• [Problem]: Repeat every line of the listing below exactly, minus the pictures.

Records contained in a dataset

━━━━━━━━━━━━━━━━

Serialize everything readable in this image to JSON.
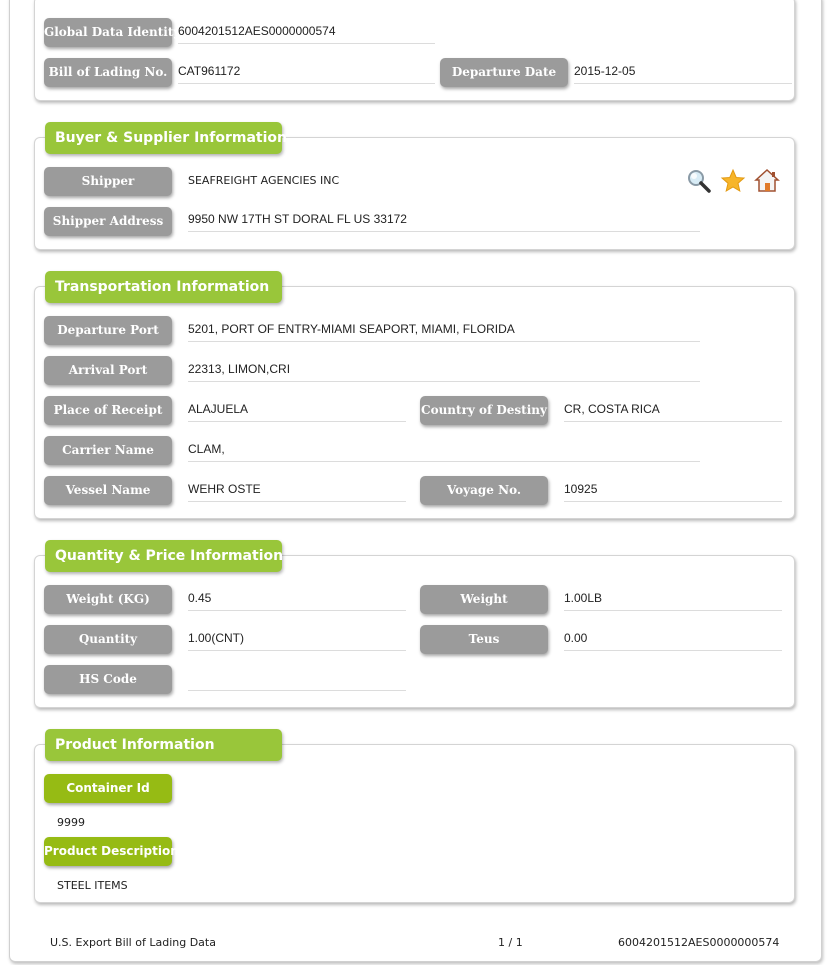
{
  "header": {
    "global_data_identity": {
      "label": "Global Data Identity",
      "value": "6004201512AES0000000574"
    },
    "bill_of_lading": {
      "label": "Bill of Lading No.",
      "value": "CAT961172"
    },
    "departure_date": {
      "label": "Departure Date",
      "value": "2015-12-05"
    }
  },
  "buyer_supplier": {
    "title": "Buyer & Supplier Information",
    "shipper": {
      "label": "Shipper",
      "value": "SEAFREIGHT AGENCIES INC"
    },
    "shipper_address": {
      "label": "Shipper Address",
      "value": "9950 NW 17TH ST DORAL FL US 33172"
    },
    "icons": [
      "search-icon",
      "star-icon",
      "home-icon"
    ]
  },
  "transportation": {
    "title": "Transportation Information",
    "departure_port": {
      "label": "Departure Port",
      "value": "5201, PORT OF ENTRY-MIAMI SEAPORT, MIAMI, FLORIDA"
    },
    "arrival_port": {
      "label": "Arrival Port",
      "value": "22313, LIMON,CRI"
    },
    "place_of_receipt": {
      "label": "Place of Receipt",
      "value": "ALAJUELA"
    },
    "country_of_destiny": {
      "label": "Country of Destiny",
      "value": "CR, COSTA RICA"
    },
    "carrier_name": {
      "label": "Carrier Name",
      "value": "CLAM,"
    },
    "vessel_name": {
      "label": "Vessel Name",
      "value": "WEHR OSTE"
    },
    "voyage_no": {
      "label": "Voyage No.",
      "value": "10925"
    }
  },
  "quantity_price": {
    "title": "Quantity & Price Information",
    "weight_kg": {
      "label": "Weight (KG)",
      "value": "0.45"
    },
    "weight": {
      "label": "Weight",
      "value": "1.00LB"
    },
    "quantity": {
      "label": "Quantity",
      "value": "1.00(CNT)"
    },
    "teus": {
      "label": "Teus",
      "value": "0.00"
    },
    "hs_code": {
      "label": "HS Code",
      "value": ""
    }
  },
  "product": {
    "title": "Product Information",
    "container_id": {
      "label": "Container Id",
      "value": "9999"
    },
    "product_description": {
      "label": "Product Description",
      "value": "STEEL ITEMS"
    }
  },
  "footer": {
    "source": "U.S. Export Bill of Lading Data",
    "page": "1 / 1",
    "identity": "6004201512AES0000000574"
  },
  "colors": {
    "section_header": "#99c63a",
    "field_label": "#9b9b9b",
    "product_label": "#96bb14"
  }
}
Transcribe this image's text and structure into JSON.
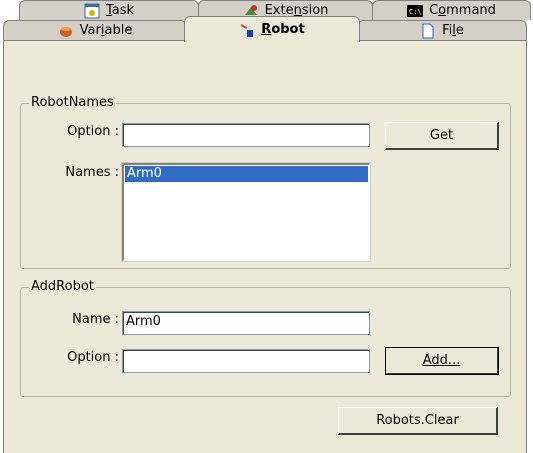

━━━━━━━━━━━━━━━━

• [Result of the task]:
Serialize everything readable in this image to JSON.
{
  "header": {
    "global_data_identity": {
      "label": "Global Data Identity",
      "value": "6004201512AES0000000574"
    },
    "bill_of_lading": {
      "label": "Bill of Lading No.",
      "value": "CAT961172"
    },
    "departure_date": {
      "label": "Departure Date",
      "value": "2015-12-05"
    }
  },
  "buyer_supplier": {
    "title": "Buyer & Supplier Information",
    "shipper": {
      "label": "Shipper",
      "value": "SEAFREIGHT AGENCIES INC"
    },
    "shipper_address": {
      "label": "Shipper Address",
      "value": "9950 NW 17TH ST DORAL FL US 33172"
    },
    "icons": [
      "search-icon",
      "star-icon",
      "home-icon"
    ]
  },
  "transportation": {
    "title": "Transportation Information",
    "departure_port": {
      "label": "Departure Port",
      "value": "5201, PORT OF ENTRY-MIAMI SEAPORT, MIAMI, FLORIDA"
    },
    "arrival_port": {
      "label": "Arrival Port",
      "value": "22313, LIMON,CRI"
    },
    "place_of_receipt": {
      "label": "Place of Receipt",
      "value": "ALAJUELA"
    },
    "country_of_destiny": {
      "label": "Country of Destiny",
      "value": "CR, COSTA RICA"
    },
    "carrier_name": {
      "label": "Carrier Name",
      "value": "CLAM,"
    },
    "vessel_name": {
      "label": "Vessel Name",
      "value": "WEHR OSTE"
    },
    "voyage_no": {
      "label": "Voyage No.",
      "value": "10925"
    }
  },
  "quantity_price": {
    "title": "Quantity & Price Information",
    "weight_kg": {
      "label": "Weight (KG)",
      "value": "0.45"
    },
    "weight": {
      "label": "Weight",
      "value": "1.00LB"
    },
    "quantity": {
      "label": "Quantity",
      "value": "1.00(CNT)"
    },
    "teus": {
      "label": "Teus",
      "value": "0.00"
    },
    "hs_code": {
      "label": "HS Code",
      "value": ""
    }
  },
  "product": {
    "title": "Product Information",
    "container_id": {
      "label": "Container Id",
      "value": "9999"
    },
    "product_description": {
      "label": "Product Description",
      "value": "STEEL ITEMS"
    }
  },
  "footer": {
    "source": "U.S. Export Bill of Lading Data",
    "page": "1 / 1",
    "identity": "6004201512AES0000000574"
  },
  "colors": {
    "section_header": "#99c63a",
    "field_label": "#9b9b9b",
    "product_label": "#96bb14"
  }
}
Transcribe this image's text and structure into JSON.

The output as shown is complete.